» **Prompt 1**: In the passage on Israel's nuclear policy, which book is called the most serious and widely believed on the issue?
» **Prompt 2**: Resume the passage on Israel's nuclear policy after its final sentence and keep writing.

» **Page excerpt**:
######
Serious debate on that question has mainly concerned Israel’s nuclear options. Israel is widely believed to have possessed an effective nuclear deterrent since just before the 1967 war. Israeli government policy, however, has always been to neither confirm nor deny that it possesses nuclear weapons, although it does affirm that it will never be the first to use them. The most serious and widely believed book on the issue is Avner Cohen’s 1998 Israel and the Bomb.9 Cohen, who has written widely on a range of moral and political issues concerning nuclear deterrence and proliferation, argues against Israel’s policy of secrecy concerning its nuclear abilities, on the grounds that it is undemocratic, violates the public’s right to know, undermines the principle of public accountability, and hinders the effort to achieve internationally recognized and accepted norms for the control of nuclear weapons. However, even were one to admit the force of these charges, they by no means suffice to identify Israel’s possession of nuclear weapons as any more likely to lead to World War III than the possession of nuclear weapons by other countries, such as Russia, the United States, Britain, France, China, India, Pakistan, and North Korea—the last three of which are not even signatories to the Non-Proliferation Treaty of 1968–70.
######
» **Data provided**:
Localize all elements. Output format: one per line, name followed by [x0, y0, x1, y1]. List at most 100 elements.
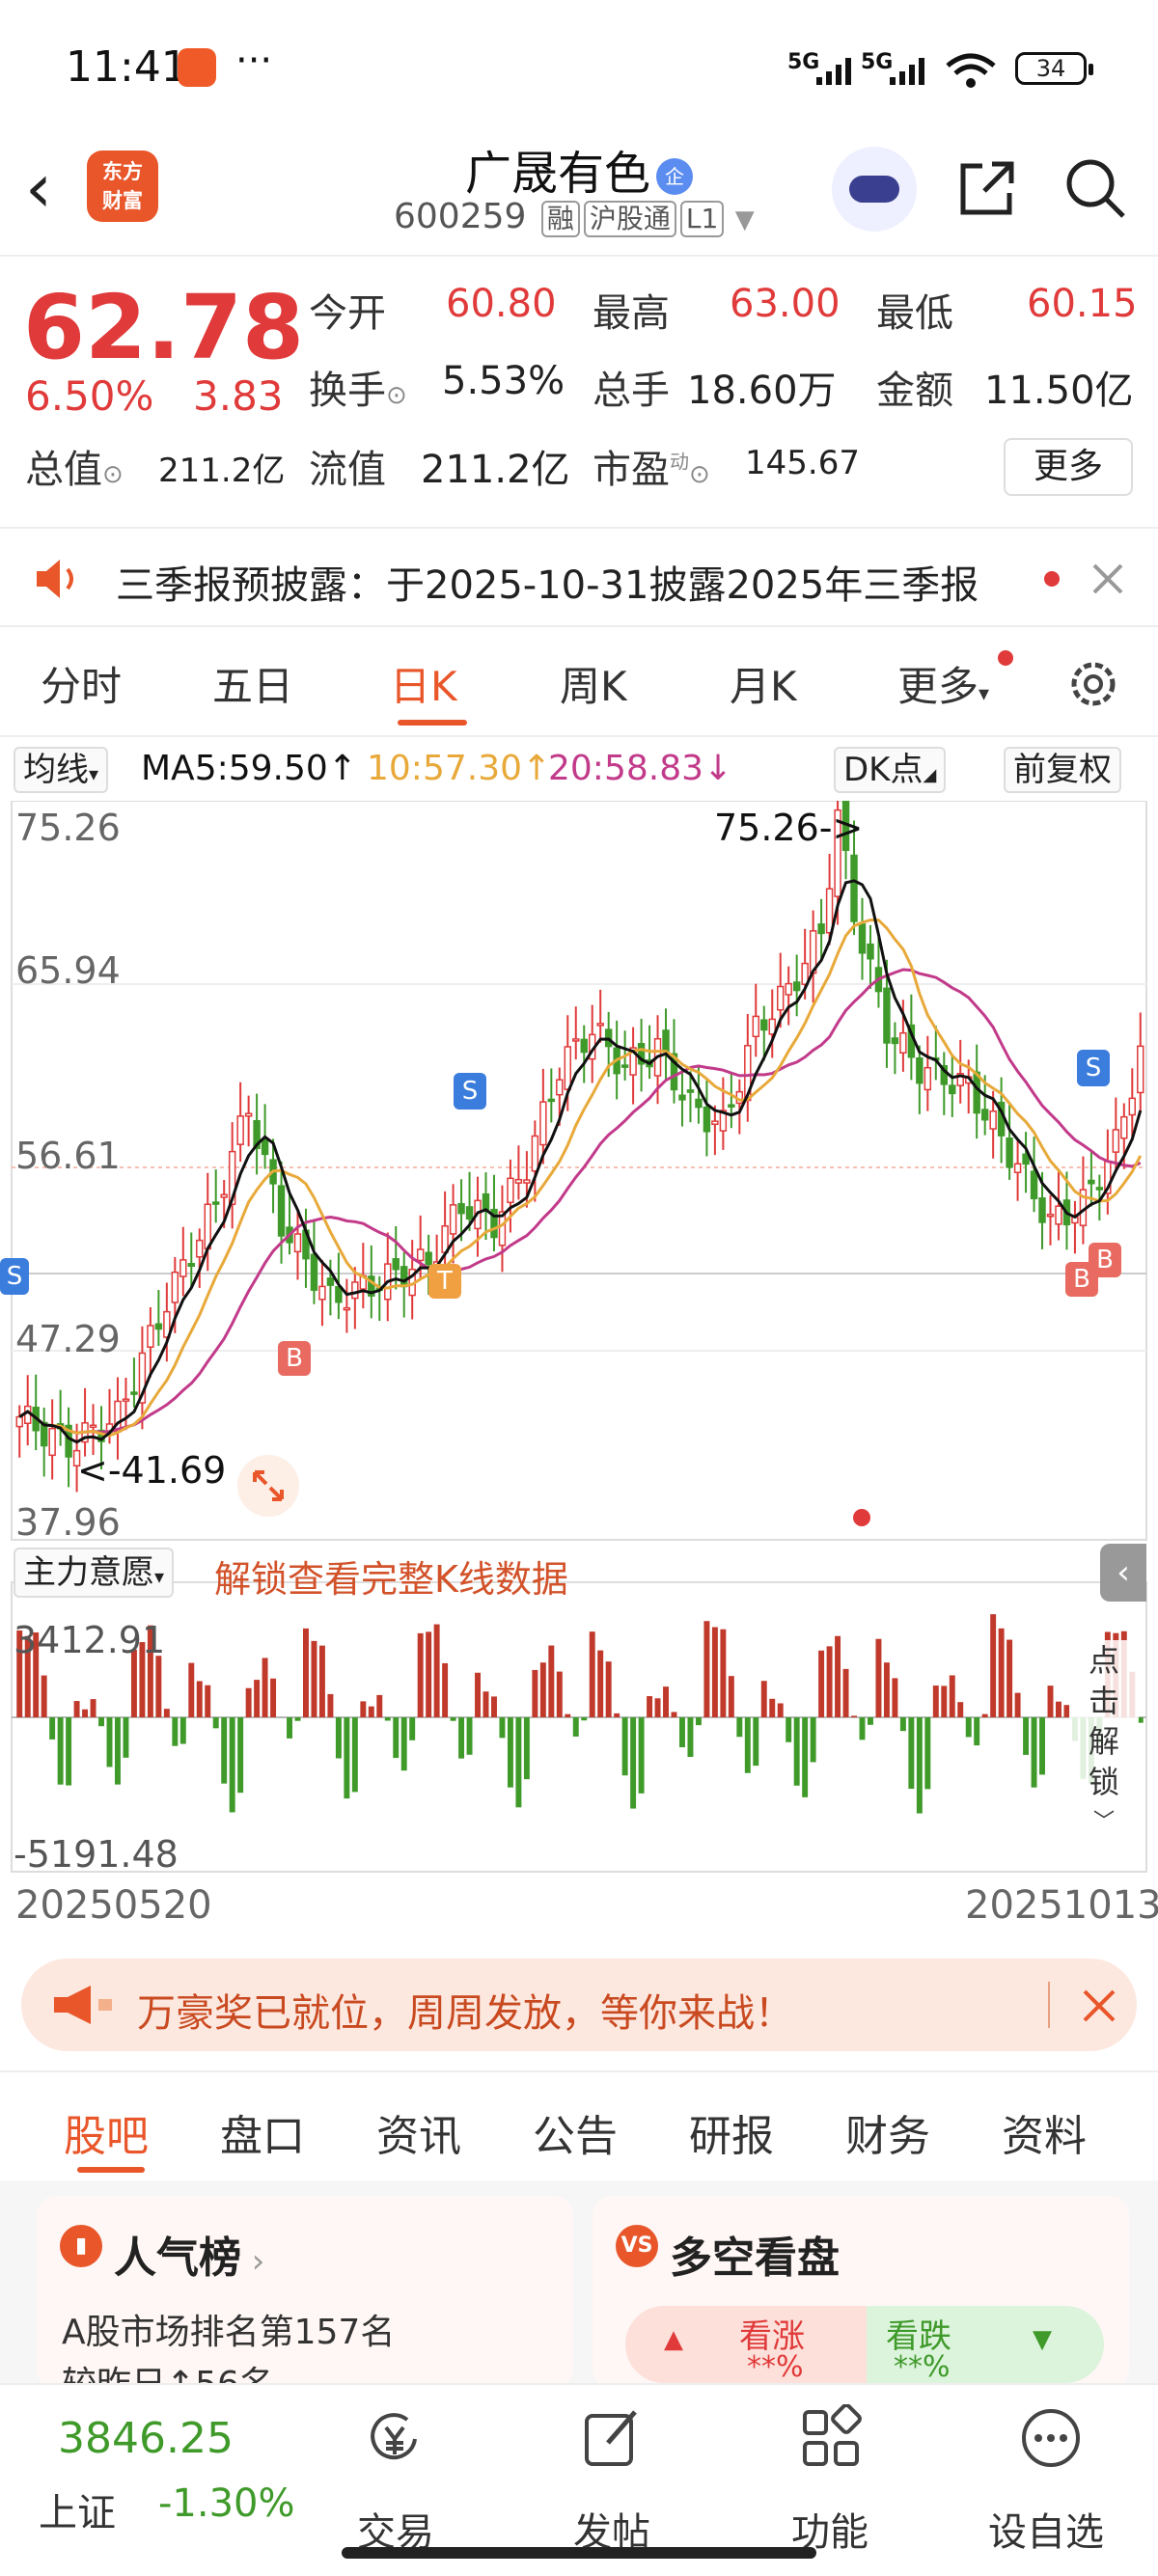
######
» **Exercise result 1**: Avner Cohen's 1998 book, Israel and the Bomb.

» **Exercise result 2**:
That is not, perhaps, the end of the matter. In 1991, the celebrated Washington-based investigative journalist Seymour M. Hersh published a book called The Samson Option, largely based on information supplied by Ari Ben-Menashe, a former Israeli government employee who claimed to have worked for Israeli intelligence.10 It explores the idea that Israel might be ready and willing to launch a devastating nuclear strike on an enemy state, possibly Iran, in the event of its suffering an attack so great as to threaten its survival as a Jewish state. The thought expressed in the book’s title is that Israel would in this respect be harking back to the celebration, in the Book of Judges, of Samson’s final act of pulling down the pillars of the temple of Dagon, crushing both himself and all the Philistines.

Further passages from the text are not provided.